STATED GOAL → Output every record word for word.

DATA FOR PROCESSING →
-- Start --
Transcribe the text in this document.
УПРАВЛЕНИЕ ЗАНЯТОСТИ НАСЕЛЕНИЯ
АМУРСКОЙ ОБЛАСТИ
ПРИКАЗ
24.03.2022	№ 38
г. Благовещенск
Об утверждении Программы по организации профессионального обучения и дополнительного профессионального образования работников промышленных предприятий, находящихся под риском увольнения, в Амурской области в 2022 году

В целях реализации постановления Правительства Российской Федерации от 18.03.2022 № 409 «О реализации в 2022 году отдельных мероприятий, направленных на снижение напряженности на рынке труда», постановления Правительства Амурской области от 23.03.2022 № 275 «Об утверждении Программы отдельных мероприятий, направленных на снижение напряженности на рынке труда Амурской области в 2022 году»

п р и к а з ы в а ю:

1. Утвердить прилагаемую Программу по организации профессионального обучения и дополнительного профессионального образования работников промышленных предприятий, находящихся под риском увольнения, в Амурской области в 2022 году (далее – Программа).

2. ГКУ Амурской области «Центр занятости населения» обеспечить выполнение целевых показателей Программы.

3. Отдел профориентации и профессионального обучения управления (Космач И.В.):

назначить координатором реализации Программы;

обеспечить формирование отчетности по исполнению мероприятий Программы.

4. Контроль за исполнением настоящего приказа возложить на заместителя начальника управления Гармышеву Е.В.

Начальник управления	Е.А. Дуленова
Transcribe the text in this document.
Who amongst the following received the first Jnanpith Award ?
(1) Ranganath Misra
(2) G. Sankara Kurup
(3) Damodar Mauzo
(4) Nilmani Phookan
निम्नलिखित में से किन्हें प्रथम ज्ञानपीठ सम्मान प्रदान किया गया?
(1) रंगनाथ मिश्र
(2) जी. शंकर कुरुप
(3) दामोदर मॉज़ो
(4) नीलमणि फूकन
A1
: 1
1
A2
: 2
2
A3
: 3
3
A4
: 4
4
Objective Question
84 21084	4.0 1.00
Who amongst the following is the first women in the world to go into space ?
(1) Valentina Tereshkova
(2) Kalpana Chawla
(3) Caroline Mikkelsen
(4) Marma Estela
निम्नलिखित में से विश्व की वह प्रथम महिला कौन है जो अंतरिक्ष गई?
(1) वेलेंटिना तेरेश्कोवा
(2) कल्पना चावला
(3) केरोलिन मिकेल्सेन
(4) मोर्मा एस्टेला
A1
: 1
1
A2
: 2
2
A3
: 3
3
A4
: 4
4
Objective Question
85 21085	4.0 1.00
-- End --
THE RESPONSE →
Transcribe the text in this document.
УПРАВЛЕНИЕ ЗАНЯТОСТИ НАСЕЛЕНИЯ
АМУРСКОЙ ОБЛАСТИ
ПРИКАЗ
24.03.2022	№ 38
г. Благовещенск
Об утверждении Программы по организации профессионального обучения и дополнительного профессионального образования работников промышленных предприятий, находящихся под риском увольнения, в Амурской области в 2022 году

В целях реализации постановления Правительства Российской Федерации от 18.03.2022 № 409 «О реализации в 2022 году отдельных мероприятий, направленных на снижение напряженности на рынке труда», постановления Правительства Амурской области от 23.03.2022 № 275 «Об утверждении Программы отдельных мероприятий, направленных на снижение напряженности на рынке труда Амурской области в 2022 году»

п р и к а з ы в а ю:

1. Утвердить прилагаемую Программу по организации профессионального обучения и дополнительного профессионального образования работников промышленных предприятий, находящихся под риском увольнения, в Амурской области в 2022 году (далее – Программа).

2. ГКУ Амурской области «Центр занятости населения» обеспечить выполнение целевых показателей Программы.

3. Отдел профориентации и профессионального обучения управления (Космач И.В.):

назначить координатором реализации Программы;

обеспечить формирование отчетности по исполнению мероприятий Программы.

4. Контроль за исполнением настоящего приказа возложить на заместителя начальника управления Гармышеву Е.В.

Начальник управления	Е.А. Дуленова
Transcribe the text in this document.
Who amongst the following received the first Jnanpith Award ?
(1) Ranganath Misra
(2) G. Sankara Kurup
(3) Damodar Mauzo
(4) Nilmani Phookan
निम्नलिखित में से किन्हें प्रथम ज्ञानपीठ सम्मान प्रदान किया गया?
(1) रंगनाथ मिश्र
(2) जी. शंकर कुरुप
(3) दामोदर मॉज़ो
(4) नीलमणि फूकन
A1
: 1
1
A2
: 2
2
A3
: 3
3
A4
: 4
4
Objective Question
84 21084	4.0 1.00
Who amongst the following is the first women in the world to go into space ?
(1) Valentina Tereshkova
(2) Kalpana Chawla
(3) Caroline Mikkelsen
(4) Marma Estela
निम्नलिखित में से विश्व की वह प्रथम महिला कौन है जो अंतरिक्ष गई?
(1) वेलेंटिना तेरेश्कोवा
(2) कल्पना चावला
(3) केरोलिन मिकेल्सेन
(4) मोर्मा एस्टेला
A1
: 1
1
A2
: 2
2
A3
: 3
3
A4
: 4
4
Objective Question
85 21085	4.0 1.00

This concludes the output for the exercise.